(Saved entries)
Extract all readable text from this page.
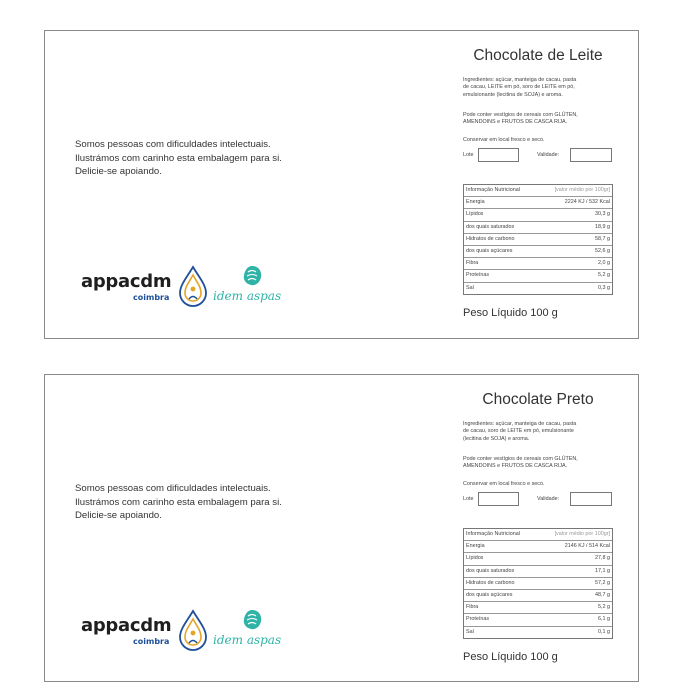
Somos pessoas com dificuldades intelectuais.
Ilustrámos com carinho esta embalagem para si.
Delicie-se apoiando.
appacdm
coimbra	idem aspas
Chocolate de Leite
Ingredientes: açúcar, manteiga de cacau, pasta
de cacau, LEITE em pó, soro de LEITE em pó,
emulsionante (lecitina de SOJA) e aroma.
Pode conter vestígios de cereais com GLÚTEN,
AMENDOINS e FRUTOS DE CASCA RIJA.
Conservar em local fresco e seco.
Lote	Validade:
Informação Nutricional	[valor médio por 100gr]
Energia	2224 KJ / 532 Kcal
Lípidos	30,3 g
dos quais saturados	18,9 g
Hidratos de carbono	58,7 g
dos quais açúcares	52,6 g
Fibra	2,0 g
Proteínas	5,2 g
Sal	0,3 g
Peso Líquido 100 g
Somos pessoas com dificuldades intelectuais.
Ilustrámos com carinho esta embalagem para si.
Delicie-se apoiando.
appacdm
coimbra	idem aspas
Chocolate Preto
Ingredientes: açúcar, manteiga de cacau, pasta
de cacau, soro de LEITE em pó, emulsionante
(lecitina de SOJA) e aroma.
Pode conter vestígios de cereais com GLÚTEN,
AMENDOINS e FRUTOS DE CASCA RIJA.
Conservar em local fresco e seco.
Lote	Validade:
Informação Nutricional	[valor médio por 100gr]
Energia	2146 KJ / 514 Kcal
Lípidos	27,8 g
dos quais saturados	17,1 g
Hidratos de carbono	57,2 g
dos quais açúcares	48,7 g
Fibra	5,2 g
Proteínas	6,1 g
Sal	0,1 g
Peso Líquido 100 g
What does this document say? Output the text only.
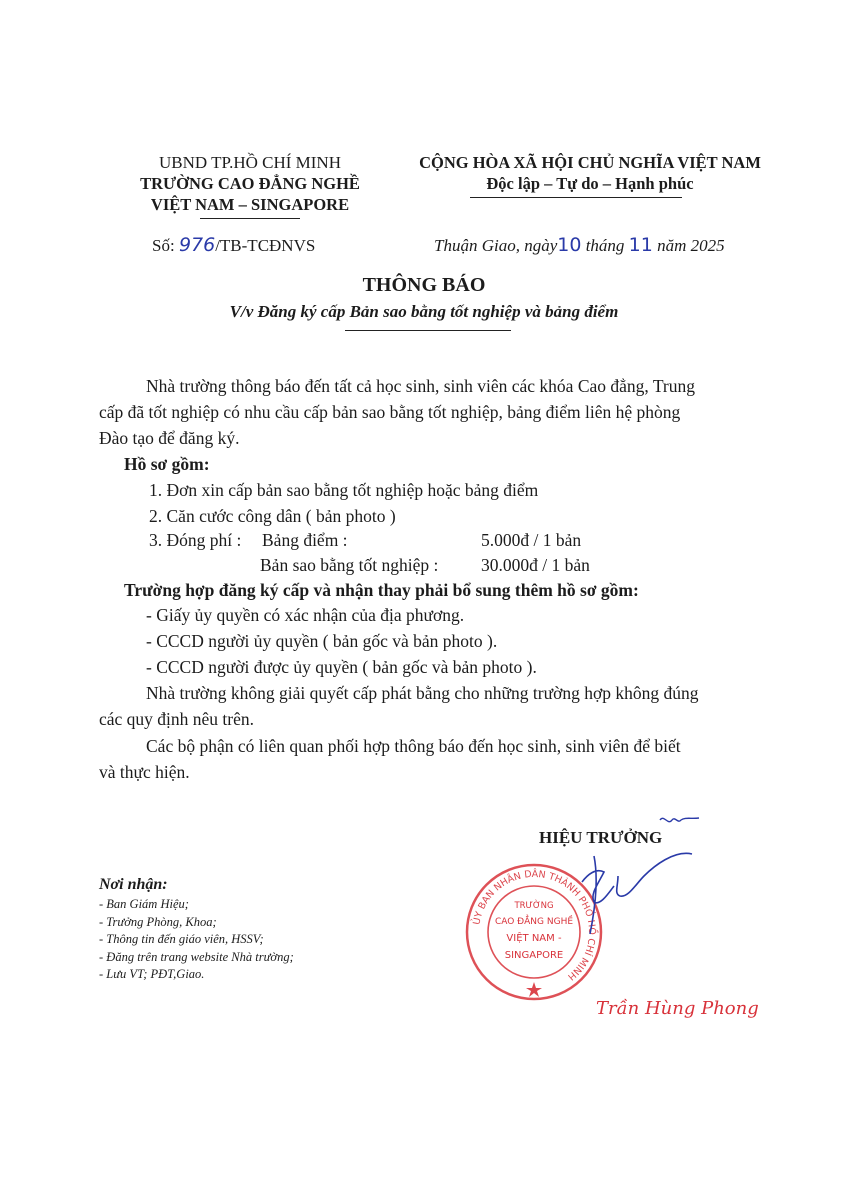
UBND TP.HỒ CHÍ MINH
TRƯỜNG CAO ĐẲNG NGHỀ
VIỆT NAM – SINGAPORE
CỘNG HÒA XÃ HỘI CHỦ NGHĨA VIỆT NAM
Độc lập – Tự do – Hạnh phúc
Số: 976/TB-TCĐNVS	Thuận Giao, ngày10 tháng 11 năm 2025
THÔNG BÁO
V/v Đăng ký cấp Bản sao bằng tốt nghiệp và bảng điểm
Nhà trường thông báo đến tất cả học sinh, sinh viên các khóa Cao đẳng, Trung
cấp đã tốt nghiệp có nhu cầu cấp bản sao bằng tốt nghiệp, bảng điểm liên hệ phòng
Đào tạo để đăng ký.
Hồ sơ gồm:
1. Đơn xin cấp bản sao bằng tốt nghiệp hoặc bảng điểm
2. Căn cước công dân ( bản photo )
3. Đóng phí : Bảng điểm :	5.000đ / 1 bản
Bản sao bằng tốt nghiệp : 30.000đ / 1 bản
Trường hợp đăng ký cấp và nhận thay phải bổ sung thêm hồ sơ gồm:
- Giấy ủy quyền có xác nhận của địa phương.
- CCCD người ủy quyền ( bản gốc và bản photo ).
- CCCD người được ủy quyền ( bản gốc và bản photo ).
Nhà trường không giải quyết cấp phát bằng cho những trường hợp không đúng
các quy định nêu trên.
Các bộ phận có liên quan phối hợp thông báo đến học sinh, sinh viên để biết
và thực hiện.
Nơi nhận:
- Ban Giám Hiệu;
- Trưởng Phòng, Khoa;
- Thông tin đến giáo viên, HSSV;
- Đăng trên trang website Nhà trường;
- Lưu VT; PĐT,Giao.
HIỆU TRƯỞNG
ỦY BAN NHÂN DÂN THÀNH PHỐ HỒ CHÍ MINH
TRƯỜNG
CAO ĐẲNG NGHỀ
VIỆT NAM -
SINGAPORE
Trần Hùng Phong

### [Stated problem]
Pictures are not part of the copy; reproduce everything else in the records exactly.

### [Answer to the exercise]
Extract all readable text from this page.
Somos pessoas com dificuldades intelectuais.
Ilustrámos com carinho esta embalagem para si.
Delicie-se apoiando.
appacdm
coimbra	idem aspas
Chocolate de Leite
Ingredientes: açúcar, manteiga de cacau, pasta
de cacau, LEITE em pó, soro de LEITE em pó,
emulsionante (lecitina de SOJA) e aroma.
Pode conter vestígios de cereais com GLÚTEN,
AMENDOINS e FRUTOS DE CASCA RIJA.
Conservar em local fresco e seco.
Lote	Validade:
Informação Nutricional	[valor médio por 100gr]
Energia	2224 KJ / 532 Kcal
Lípidos	30,3 g
dos quais saturados	18,9 g
Hidratos de carbono	58,7 g
dos quais açúcares	52,6 g
Fibra	2,0 g
Proteínas	5,2 g
Sal	0,3 g
Peso Líquido 100 g
Somos pessoas com dificuldades intelectuais.
Ilustrámos com carinho esta embalagem para si.
Delicie-se apoiando.
appacdm
coimbra	idem aspas
Chocolate Preto
Ingredientes: açúcar, manteiga de cacau, pasta
de cacau, soro de LEITE em pó, emulsionante
(lecitina de SOJA) e aroma.
Pode conter vestígios de cereais com GLÚTEN,
AMENDOINS e FRUTOS DE CASCA RIJA.
Conservar em local fresco e seco.
Lote	Validade:
Informação Nutricional	[valor médio por 100gr]
Energia	2146 KJ / 514 Kcal
Lípidos	27,8 g
dos quais saturados	17,1 g
Hidratos de carbono	57,2 g
dos quais açúcares	48,7 g
Fibra	5,2 g
Proteínas	6,1 g
Sal	0,1 g
Peso Líquido 100 g
What does this document say? Output the text only.
UBND TP.HỒ CHÍ MINH
TRƯỜNG CAO ĐẲNG NGHỀ
VIỆT NAM – SINGAPORE
CỘNG HÒA XÃ HỘI CHỦ NGHĨA VIỆT NAM
Độc lập – Tự do – Hạnh phúc
Số: 976/TB-TCĐNVS	Thuận Giao, ngày10 tháng 11 năm 2025
THÔNG BÁO
V/v Đăng ký cấp Bản sao bằng tốt nghiệp và bảng điểm
Nhà trường thông báo đến tất cả học sinh, sinh viên các khóa Cao đẳng, Trung
cấp đã tốt nghiệp có nhu cầu cấp bản sao bằng tốt nghiệp, bảng điểm liên hệ phòng
Đào tạo để đăng ký.
Hồ sơ gồm:
1. Đơn xin cấp bản sao bằng tốt nghiệp hoặc bảng điểm
2. Căn cước công dân ( bản photo )
3. Đóng phí : Bảng điểm :	5.000đ / 1 bản
Bản sao bằng tốt nghiệp : 30.000đ / 1 bản
Trường hợp đăng ký cấp và nhận thay phải bổ sung thêm hồ sơ gồm:
- Giấy ủy quyền có xác nhận của địa phương.
- CCCD người ủy quyền ( bản gốc và bản photo ).
- CCCD người được ủy quyền ( bản gốc và bản photo ).
Nhà trường không giải quyết cấp phát bằng cho những trường hợp không đúng
các quy định nêu trên.
Các bộ phận có liên quan phối hợp thông báo đến học sinh, sinh viên để biết
và thực hiện.
Nơi nhận:
- Ban Giám Hiệu;
- Trưởng Phòng, Khoa;
- Thông tin đến giáo viên, HSSV;
- Đăng trên trang website Nhà trường;
- Lưu VT; PĐT,Giao.
HIỆU TRƯỞNG
ỦY BAN NHÂN DÂN THÀNH PHỐ HỒ CHÍ MINH
TRƯỜNG
CAO ĐẲNG NGHỀ
VIỆT NAM -
SINGAPORE
Trần Hùng Phong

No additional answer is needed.